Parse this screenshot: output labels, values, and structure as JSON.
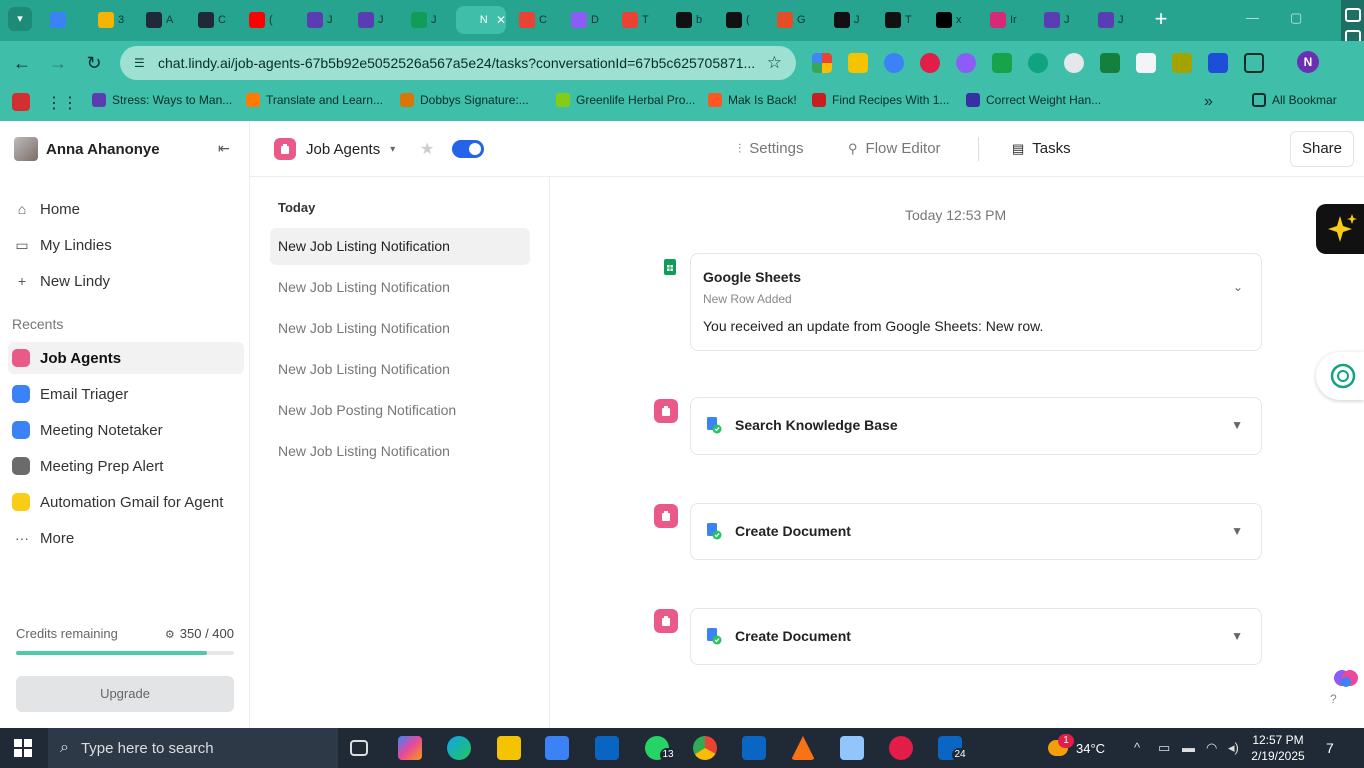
{
  "browser": {
    "tabs": [
      {
        "title": "",
        "color": "#3b82f6"
      },
      {
        "title": "3",
        "color": "#f5b400"
      },
      {
        "title": "A",
        "color": "#1f2937"
      },
      {
        "title": "C",
        "color": "#1f2937"
      },
      {
        "title": "(",
        "color": "#ff0000"
      },
      {
        "title": "J",
        "color": "#5b3db3"
      },
      {
        "title": "J",
        "color": "#5b3db3"
      },
      {
        "title": "J",
        "color": "#0f9d58"
      },
      {
        "title": "N",
        "color": "#3fbfa9"
      },
      {
        "title": "C",
        "color": "#ea4335"
      },
      {
        "title": "D",
        "color": "#8b5cf6"
      },
      {
        "title": "T",
        "color": "#ea4335"
      },
      {
        "title": "b",
        "color": "#111111"
      },
      {
        "title": "(",
        "color": "#111111"
      },
      {
        "title": "G",
        "color": "#e44d26"
      },
      {
        "title": "J",
        "color": "#111111"
      },
      {
        "title": "T",
        "color": "#111111"
      },
      {
        "title": "x",
        "color": "#000000"
      },
      {
        "title": "Ir",
        "color": "#d62976"
      },
      {
        "title": "J",
        "color": "#5b3db3"
      },
      {
        "title": "J",
        "color": "#5b3db3"
      }
    ],
    "url": "chat.lindy.ai/job-agents-67b5b92e5052526a567a5e24/tasks?conversationId=67b5c625705871...",
    "profile_initial": "N",
    "bookmarks": [
      {
        "label": "Stress: Ways to Man...",
        "color": "#5b3db3"
      },
      {
        "label": "Translate and Learn...",
        "color": "#ff7a00"
      },
      {
        "label": "Dobbys Signature:...",
        "color": "#d97706"
      },
      {
        "label": "Greenlife Herbal Pro...",
        "color": "#84cc16"
      },
      {
        "label": "Mak Is Back!",
        "color": "#ff5722"
      },
      {
        "label": "Find Recipes With 1...",
        "color": "#c81e1e"
      },
      {
        "label": "Correct Weight Han...",
        "color": "#3730a3"
      }
    ],
    "bookmarks_more": "»",
    "all_bookmarks": "All Bookmar"
  },
  "sidebar": {
    "user_name": "Anna Ahanonye",
    "nav": [
      {
        "label": "Home",
        "icon": "home-icon",
        "glyph": "⌂"
      },
      {
        "label": "My Lindies",
        "icon": "folder-icon",
        "glyph": "▭"
      },
      {
        "label": "New Lindy",
        "icon": "plus-icon",
        "glyph": "+"
      }
    ],
    "recents_label": "Recents",
    "recents": [
      {
        "label": "Job Agents",
        "color": "#ea5a89",
        "selected": true
      },
      {
        "label": "Email Triager",
        "color": "#3b82f6",
        "selected": false
      },
      {
        "label": "Meeting Notetaker",
        "color": "#3b82f6",
        "selected": false
      },
      {
        "label": "Meeting Prep Alert",
        "color": "#6b6b6b",
        "selected": false
      },
      {
        "label": "Automation Gmail for Agent",
        "color": "#facc15",
        "selected": false
      }
    ],
    "more_label": "More",
    "credits_label": "Credits remaining",
    "credits_value": "350 / 400",
    "credits_fraction": 0.875,
    "upgrade_label": "Upgrade"
  },
  "topbar": {
    "agent_name": "Job Agents",
    "tabs": [
      {
        "label": "Settings",
        "active": false
      },
      {
        "label": "Flow Editor",
        "active": false
      },
      {
        "label": "Tasks",
        "active": true
      }
    ],
    "share_label": "Share"
  },
  "tasklist": {
    "group_label": "Today",
    "items": [
      "New Job Listing Notification",
      "New Job Listing Notification",
      "New Job Listing Notification",
      "New Job Listing Notification",
      "New Job Posting Notification",
      "New Job Listing Notification"
    ]
  },
  "main": {
    "timestamp": "Today 12:53 PM",
    "trigger": {
      "title": "Google Sheets",
      "subtitle": "New Row Added",
      "body": "You received an update from Google Sheets: New row."
    },
    "steps": [
      {
        "title": "Search Knowledge Base"
      },
      {
        "title": "Create Document"
      },
      {
        "title": "Create Document"
      }
    ]
  },
  "taskbar": {
    "search_placeholder": "Type here to search",
    "whatsapp_badge": "13",
    "linkedin_badge": "24",
    "weather_badge": "1",
    "temperature": "34°C",
    "time": "12:57 PM",
    "date": "2/19/2025",
    "notifications": "7"
  }
}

-- Challenge --
Write out all the entries exactly, except for the pictures.

-- In response --
Parse this screenshot: output labels, values, and structure as JSON.
{
  "browser": {
    "tabs": [
      {
        "title": "",
        "color": "#3b82f6"
      },
      {
        "title": "3",
        "color": "#f5b400"
      },
      {
        "title": "A",
        "color": "#1f2937"
      },
      {
        "title": "C",
        "color": "#1f2937"
      },
      {
        "title": "(",
        "color": "#ff0000"
      },
      {
        "title": "J",
        "color": "#5b3db3"
      },
      {
        "title": "J",
        "color": "#5b3db3"
      },
      {
        "title": "J",
        "color": "#0f9d58"
      },
      {
        "title": "N",
        "color": "#3fbfa9"
      },
      {
        "title": "C",
        "color": "#ea4335"
      },
      {
        "title": "D",
        "color": "#8b5cf6"
      },
      {
        "title": "T",
        "color": "#ea4335"
      },
      {
        "title": "b",
        "color": "#111111"
      },
      {
        "title": "(",
        "color": "#111111"
      },
      {
        "title": "G",
        "color": "#e44d26"
      },
      {
        "title": "J",
        "color": "#111111"
      },
      {
        "title": "T",
        "color": "#111111"
      },
      {
        "title": "x",
        "color": "#000000"
      },
      {
        "title": "Ir",
        "color": "#d62976"
      },
      {
        "title": "J",
        "color": "#5b3db3"
      },
      {
        "title": "J",
        "color": "#5b3db3"
      }
    ],
    "url": "chat.lindy.ai/job-agents-67b5b92e5052526a567a5e24/tasks?conversationId=67b5c625705871...",
    "profile_initial": "N",
    "bookmarks": [
      {
        "label": "Stress: Ways to Man...",
        "color": "#5b3db3"
      },
      {
        "label": "Translate and Learn...",
        "color": "#ff7a00"
      },
      {
        "label": "Dobbys Signature:...",
        "color": "#d97706"
      },
      {
        "label": "Greenlife Herbal Pro...",
        "color": "#84cc16"
      },
      {
        "label": "Mak Is Back!",
        "color": "#ff5722"
      },
      {
        "label": "Find Recipes With 1...",
        "color": "#c81e1e"
      },
      {
        "label": "Correct Weight Han...",
        "color": "#3730a3"
      }
    ],
    "bookmarks_more": "»",
    "all_bookmarks": "All Bookmar"
  },
  "sidebar": {
    "user_name": "Anna Ahanonye",
    "nav": [
      {
        "label": "Home",
        "icon": "home-icon",
        "glyph": "⌂"
      },
      {
        "label": "My Lindies",
        "icon": "folder-icon",
        "glyph": "▭"
      },
      {
        "label": "New Lindy",
        "icon": "plus-icon",
        "glyph": "+"
      }
    ],
    "recents_label": "Recents",
    "recents": [
      {
        "label": "Job Agents",
        "color": "#ea5a89",
        "selected": true
      },
      {
        "label": "Email Triager",
        "color": "#3b82f6",
        "selected": false
      },
      {
        "label": "Meeting Notetaker",
        "color": "#3b82f6",
        "selected": false
      },
      {
        "label": "Meeting Prep Alert",
        "color": "#6b6b6b",
        "selected": false
      },
      {
        "label": "Automation Gmail for Agent",
        "color": "#facc15",
        "selected": false
      }
    ],
    "more_label": "More",
    "credits_label": "Credits remaining",
    "credits_value": "350 / 400",
    "credits_fraction": 0.875,
    "upgrade_label": "Upgrade"
  },
  "topbar": {
    "agent_name": "Job Agents",
    "tabs": [
      {
        "label": "Settings",
        "active": false
      },
      {
        "label": "Flow Editor",
        "active": false
      },
      {
        "label": "Tasks",
        "active": true
      }
    ],
    "share_label": "Share"
  },
  "tasklist": {
    "group_label": "Today",
    "items": [
      "New Job Listing Notification",
      "New Job Listing Notification",
      "New Job Listing Notification",
      "New Job Listing Notification",
      "New Job Posting Notification",
      "New Job Listing Notification"
    ]
  },
  "main": {
    "timestamp": "Today 12:53 PM",
    "trigger": {
      "title": "Google Sheets",
      "subtitle": "New Row Added",
      "body": "You received an update from Google Sheets: New row."
    },
    "steps": [
      {
        "title": "Search Knowledge Base"
      },
      {
        "title": "Create Document"
      },
      {
        "title": "Create Document"
      }
    ]
  },
  "taskbar": {
    "search_placeholder": "Type here to search",
    "whatsapp_badge": "13",
    "linkedin_badge": "24",
    "weather_badge": "1",
    "temperature": "34°C",
    "time": "12:57 PM",
    "date": "2/19/2025",
    "notifications": "7"
  }
}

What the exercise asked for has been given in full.